* _The request_
Would you transcribe the listing that follows, character for character, and omit its images?
* * * * * * *
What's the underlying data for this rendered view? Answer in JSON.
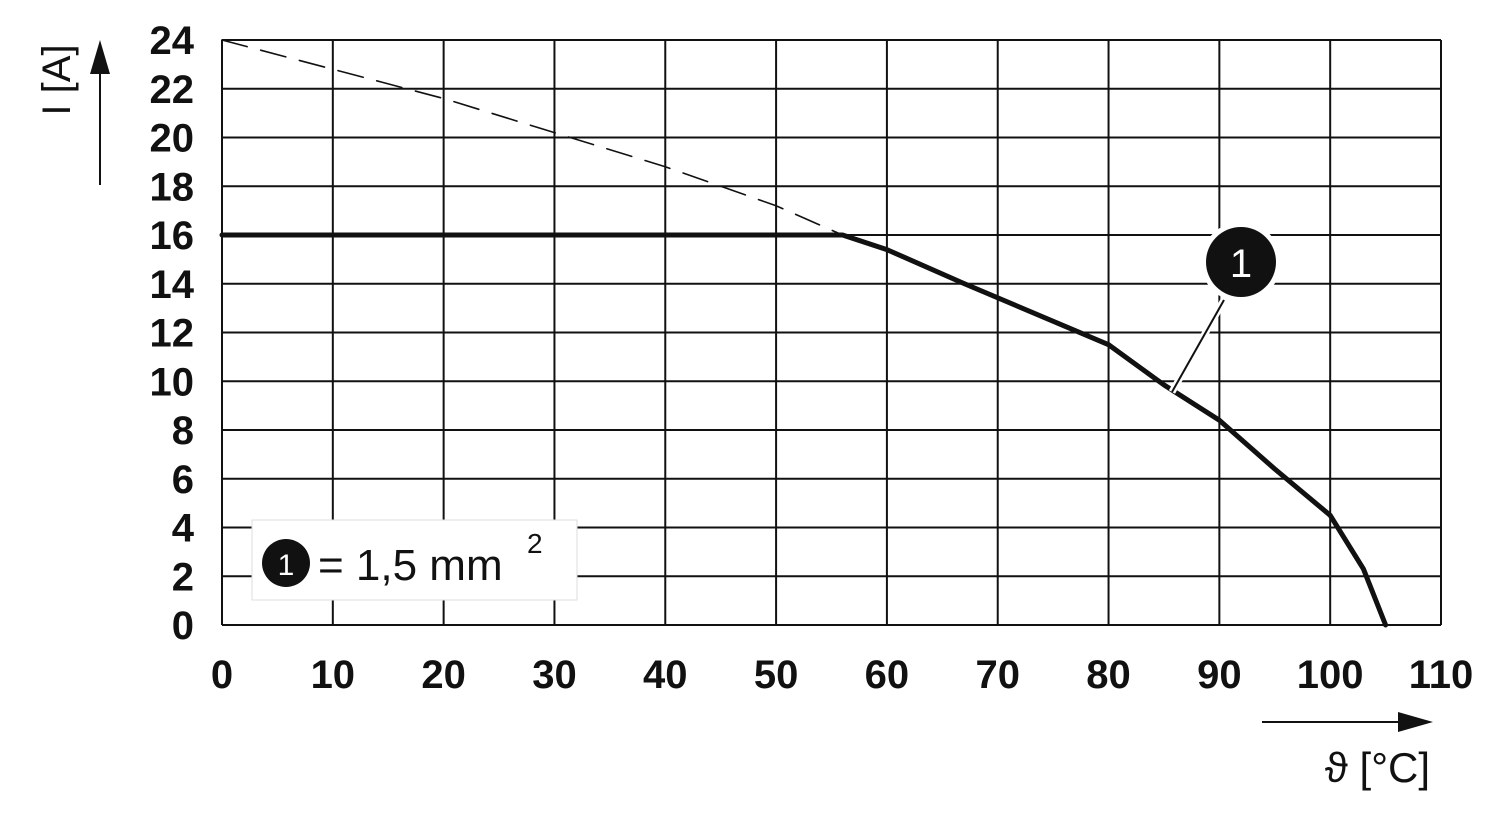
{
  "chart_data": {
    "type": "line",
    "x_label": "ϑ [°C]",
    "y_label": "I [A]",
    "xlim": [
      0,
      110
    ],
    "xticks": [
      0,
      10,
      20,
      30,
      40,
      50,
      60,
      70,
      80,
      90,
      100,
      110
    ],
    "ylim": [
      0,
      24
    ],
    "yticks": [
      0,
      2,
      4,
      6,
      8,
      10,
      12,
      14,
      16,
      18,
      20,
      22,
      24
    ],
    "grid": true,
    "series": [
      {
        "name": "1",
        "color": "#111111",
        "style": "solid",
        "x": [
          0,
          56,
          60,
          67,
          80,
          85,
          90,
          95,
          100,
          103,
          105
        ],
        "values": [
          16,
          16,
          15.4,
          14,
          11.5,
          9.85,
          8.4,
          6.4,
          4.5,
          2.3,
          0
        ]
      },
      {
        "color": "#111111",
        "style": "dashed",
        "x": [
          0,
          10,
          20,
          30,
          40,
          50,
          56
        ],
        "values": [
          24,
          22.8,
          21.6,
          20.2,
          18.8,
          17.2,
          16
        ]
      }
    ],
    "annotation": "1",
    "legend_text": "= 1,5 mm",
    "legend_superscript": "2"
  }
}
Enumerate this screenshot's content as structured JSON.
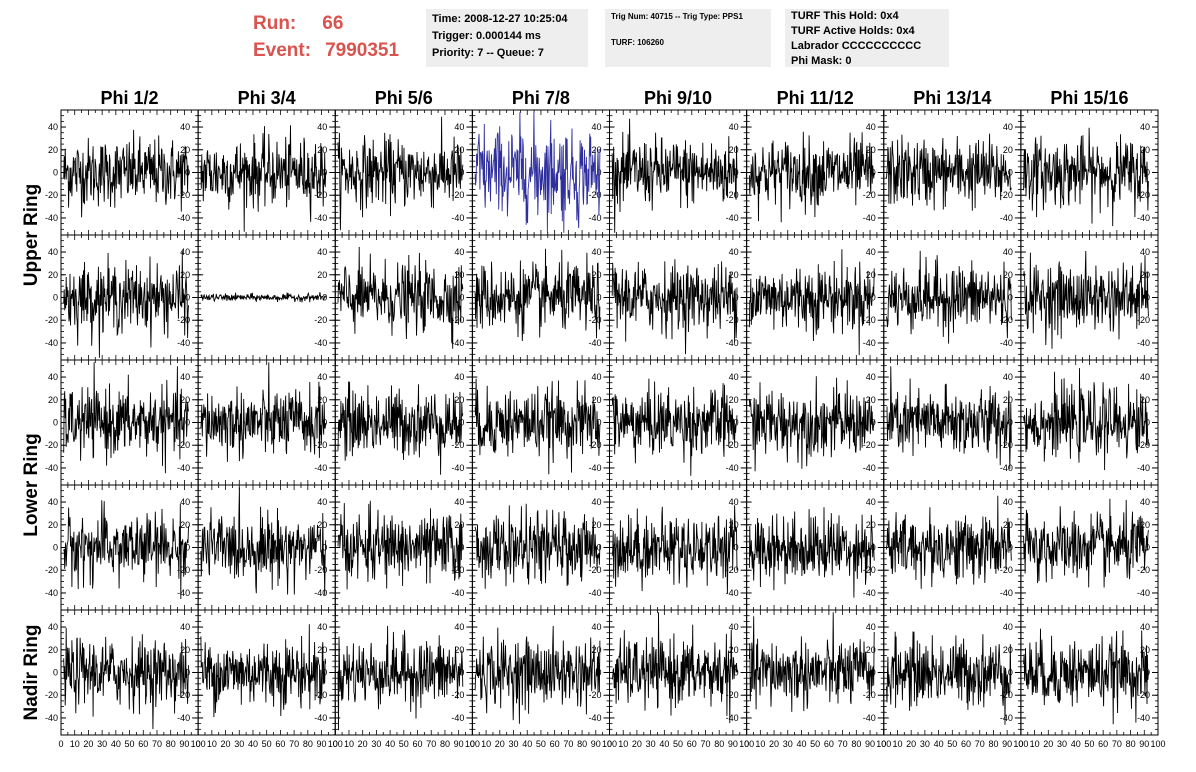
{
  "header": {
    "run_label": "Run:",
    "run_value": "66",
    "event_label": "Event:",
    "event_value": "7990351",
    "time": "Time: 2008-12-27 10:25:04",
    "trigger": "Trigger: 0.000144 ms",
    "priority": "Priority: 7 -- Queue: 7",
    "trig_num": "Trig Num: 40715 -- Trig Type: PPS1",
    "turf": "TURF: 106260",
    "turf_this_hold": "TURF This Hold: 0x4",
    "turf_active_holds": "TURF Active Holds: 0x4",
    "labrador": "Labrador CCCCCCCCCC",
    "phi_mask": "Phi Mask: 0"
  },
  "colors": {
    "trace": "#000000",
    "highlight_trace": "#2e2e9e",
    "run_text": "#d9534f",
    "info_bg": "#eeeeee"
  },
  "chart_data": {
    "type": "line",
    "columns": [
      "Phi 1/2",
      "Phi 3/4",
      "Phi 5/6",
      "Phi 7/8",
      "Phi 9/10",
      "Phi 11/12",
      "Phi 13/14",
      "Phi 15/16"
    ],
    "rows": [
      "Upper Ring",
      "Upper Ring",
      "Lower Ring",
      "Lower Ring",
      "Nadir Ring"
    ],
    "row_labels": [
      "Upper Ring",
      "Lower Ring",
      "Nadir Ring"
    ],
    "y_ticks": [
      -40,
      -20,
      0,
      20,
      40
    ],
    "ylim": [
      -55,
      55
    ],
    "x_tick_labels": [
      "0",
      "10",
      "20",
      "30",
      "40",
      "50",
      "60",
      "70",
      "80",
      "90",
      "100"
    ],
    "xlim": [
      0,
      100
    ],
    "highlight_panel": {
      "row": 0,
      "col": 3
    },
    "quiet_panel": {
      "row": 1,
      "col": 1
    },
    "samples_per_trace": 260,
    "typical_amplitude": 15
  }
}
* * * * * * *
* _Response_
What's the underlying data for this rendered view? Answer in JSON.
{
  "chart_data": {
    "type": "line",
    "x_label": "ϑ [°C]",
    "y_label": "I [A]",
    "xlim": [
      0,
      110
    ],
    "xticks": [
      0,
      10,
      20,
      30,
      40,
      50,
      60,
      70,
      80,
      90,
      100,
      110
    ],
    "ylim": [
      0,
      24
    ],
    "yticks": [
      0,
      2,
      4,
      6,
      8,
      10,
      12,
      14,
      16,
      18,
      20,
      22,
      24
    ],
    "grid": true,
    "series": [
      {
        "name": "1",
        "color": "#111111",
        "style": "solid",
        "x": [
          0,
          56,
          60,
          67,
          80,
          85,
          90,
          95,
          100,
          103,
          105
        ],
        "values": [
          16,
          16,
          15.4,
          14,
          11.5,
          9.85,
          8.4,
          6.4,
          4.5,
          2.3,
          0
        ]
      },
      {
        "color": "#111111",
        "style": "dashed",
        "x": [
          0,
          10,
          20,
          30,
          40,
          50,
          56
        ],
        "values": [
          24,
          22.8,
          21.6,
          20.2,
          18.8,
          17.2,
          16
        ]
      }
    ],
    "annotation": "1",
    "legend_text": "= 1,5 mm",
    "legend_superscript": "2"
  }
}
Enumerate this screenshot's content as structured JSON.
{
  "header": {
    "run_label": "Run:",
    "run_value": "66",
    "event_label": "Event:",
    "event_value": "7990351",
    "time": "Time: 2008-12-27 10:25:04",
    "trigger": "Trigger: 0.000144 ms",
    "priority": "Priority: 7 -- Queue: 7",
    "trig_num": "Trig Num: 40715 -- Trig Type: PPS1",
    "turf": "TURF: 106260",
    "turf_this_hold": "TURF This Hold: 0x4",
    "turf_active_holds": "TURF Active Holds: 0x4",
    "labrador": "Labrador CCCCCCCCCC",
    "phi_mask": "Phi Mask: 0"
  },
  "colors": {
    "trace": "#000000",
    "highlight_trace": "#2e2e9e",
    "run_text": "#d9534f",
    "info_bg": "#eeeeee"
  },
  "chart_data": {
    "type": "line",
    "columns": [
      "Phi 1/2",
      "Phi 3/4",
      "Phi 5/6",
      "Phi 7/8",
      "Phi 9/10",
      "Phi 11/12",
      "Phi 13/14",
      "Phi 15/16"
    ],
    "rows": [
      "Upper Ring",
      "Upper Ring",
      "Lower Ring",
      "Lower Ring",
      "Nadir Ring"
    ],
    "row_labels": [
      "Upper Ring",
      "Lower Ring",
      "Nadir Ring"
    ],
    "y_ticks": [
      -40,
      -20,
      0,
      20,
      40
    ],
    "ylim": [
      -55,
      55
    ],
    "x_tick_labels": [
      "0",
      "10",
      "20",
      "30",
      "40",
      "50",
      "60",
      "70",
      "80",
      "90",
      "100"
    ],
    "xlim": [
      0,
      100
    ],
    "highlight_panel": {
      "row": 0,
      "col": 3
    },
    "quiet_panel": {
      "row": 1,
      "col": 1
    },
    "samples_per_trace": 260,
    "typical_amplitude": 15
  }
}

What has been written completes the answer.